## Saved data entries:
▶
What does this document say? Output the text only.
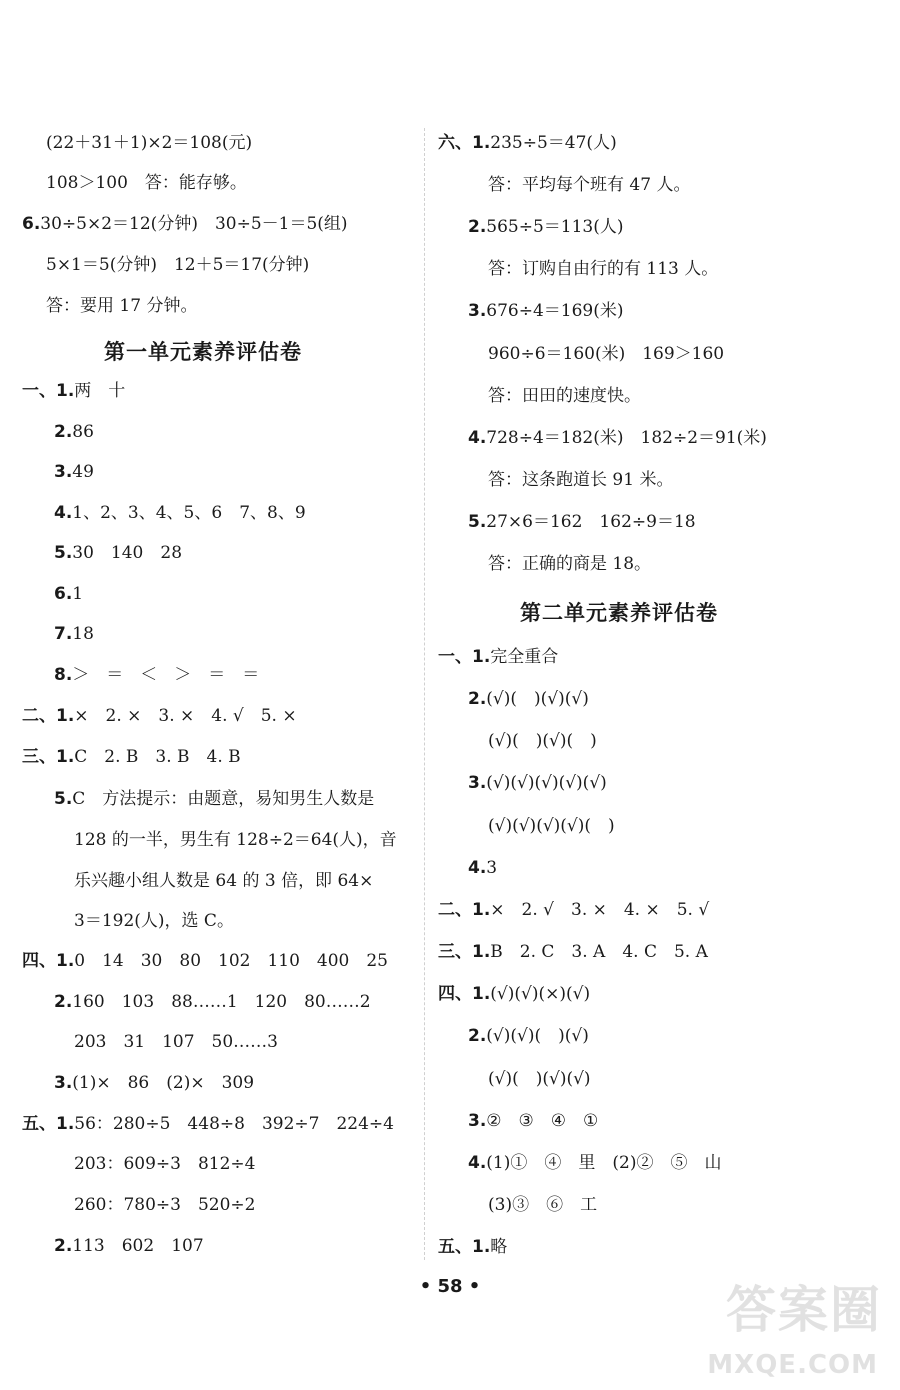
(22＋31＋1)×2＝108(元)
108＞100　答：能存够。
6.30÷5×2＝12(分钟)　30÷5－1＝5(组)
5×1＝5(分钟)　12＋5＝17(分钟)
答：要用 17 分钟。
一、1.两　十
2.86
3.49
4.1、2、3、4、5、6　7、8、9
5.30　140　28
6.1
7.18
8.＞　＝　＜　＞　＝　＝
二、1.×　2. ×　3. ×　4. √　5. ×
三、1.C　2. B　3. B　4. B
5.C　方法提示：由题意，易知男生人数是
128 的一半，男生有 128÷2＝64(人)，音
乐兴趣小组人数是 64 的 3 倍，即 64×
3＝192(人)，选 C。
四、1.0　14　30　80　102　110　400　25
2.160　103　88……1　120　80……2
203　31　107　50……3
3.(1)×　86　(2)×　309
五、1.56：280÷5　448÷8　392÷7　224÷4
203：609÷3　812÷4
260：780÷3　520÷2
2.113　602　107
六、1.235÷5＝47(人)
答：平均每个班有 47 人。
2.565÷5＝113(人)
答：订购自由行的有 113 人。
3.676÷4＝169(米)
960÷6＝160(米)　169＞160
答：田田的速度快。
4.728÷4＝182(米)　182÷2＝91(米)
答：这条跑道长 91 米。
5.27×6＝162　162÷9＝18
答：正确的商是 18。
一、1.完全重合
2.(√)(　)(√)(√)
(√)(　)(√)(　)
3.(√)(√)(√)(√)(√)
(√)(√)(√)(√)(　)
4.3
二、1.×　2. √　3. ×　4. ×　5. √
三、1.B　2. C　3. A　4. C　5. A
四、1.(√)(√)(×)(√)
2.(√)(√)(　)(√)
(√)(　)(√)(√)
3.②　③　④　①
4.(1)①　④　里　(2)②　⑤　山
(3)③　⑥　工
五、1.略
第一单元素养评估卷
第二单元素养评估卷
• 58 •	答案圈
MXQE.COM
◀
Output an exact copy of the material, with the pictures removed.

## SOLUTION:
What does this document say? Output the text only.
(22＋31＋1)×2＝108(元)
108＞100　答：能存够。
6.30÷5×2＝12(分钟)　30÷5－1＝5(组)
5×1＝5(分钟)　12＋5＝17(分钟)
答：要用 17 分钟。
一、1.两　十
2.86
3.49
4.1、2、3、4、5、6　7、8、9
5.30　140　28
6.1
7.18
8.＞　＝　＜　＞　＝　＝
二、1.×　2. ×　3. ×　4. √　5. ×
三、1.C　2. B　3. B　4. B
5.C　方法提示：由题意，易知男生人数是
128 的一半，男生有 128÷2＝64(人)，音
乐兴趣小组人数是 64 的 3 倍，即 64×
3＝192(人)，选 C。
四、1.0　14　30　80　102　110　400　25
2.160　103　88……1　120　80……2
203　31　107　50……3
3.(1)×　86　(2)×　309
五、1.56：280÷5　448÷8　392÷7　224÷4
203：609÷3　812÷4
260：780÷3　520÷2
2.113　602　107
六、1.235÷5＝47(人)
答：平均每个班有 47 人。
2.565÷5＝113(人)
答：订购自由行的有 113 人。
3.676÷4＝169(米)
960÷6＝160(米)　169＞160
答：田田的速度快。
4.728÷4＝182(米)　182÷2＝91(米)
答：这条跑道长 91 米。
5.27×6＝162　162÷9＝18
答：正确的商是 18。
一、1.完全重合
2.(√)(　)(√)(√)
(√)(　)(√)(　)
3.(√)(√)(√)(√)(√)
(√)(√)(√)(√)(　)
4.3
二、1.×　2. √　3. ×　4. ×　5. √
三、1.B　2. C　3. A　4. C　5. A
四、1.(√)(√)(×)(√)
2.(√)(√)(　)(√)
(√)(　)(√)(√)
3.②　③　④　①
4.(1)①　④　里　(2)②　⑤　山
(3)③　⑥　工
五、1.略
第一单元素养评估卷
第二单元素养评估卷
• 58 •	答案圈
MXQE.COM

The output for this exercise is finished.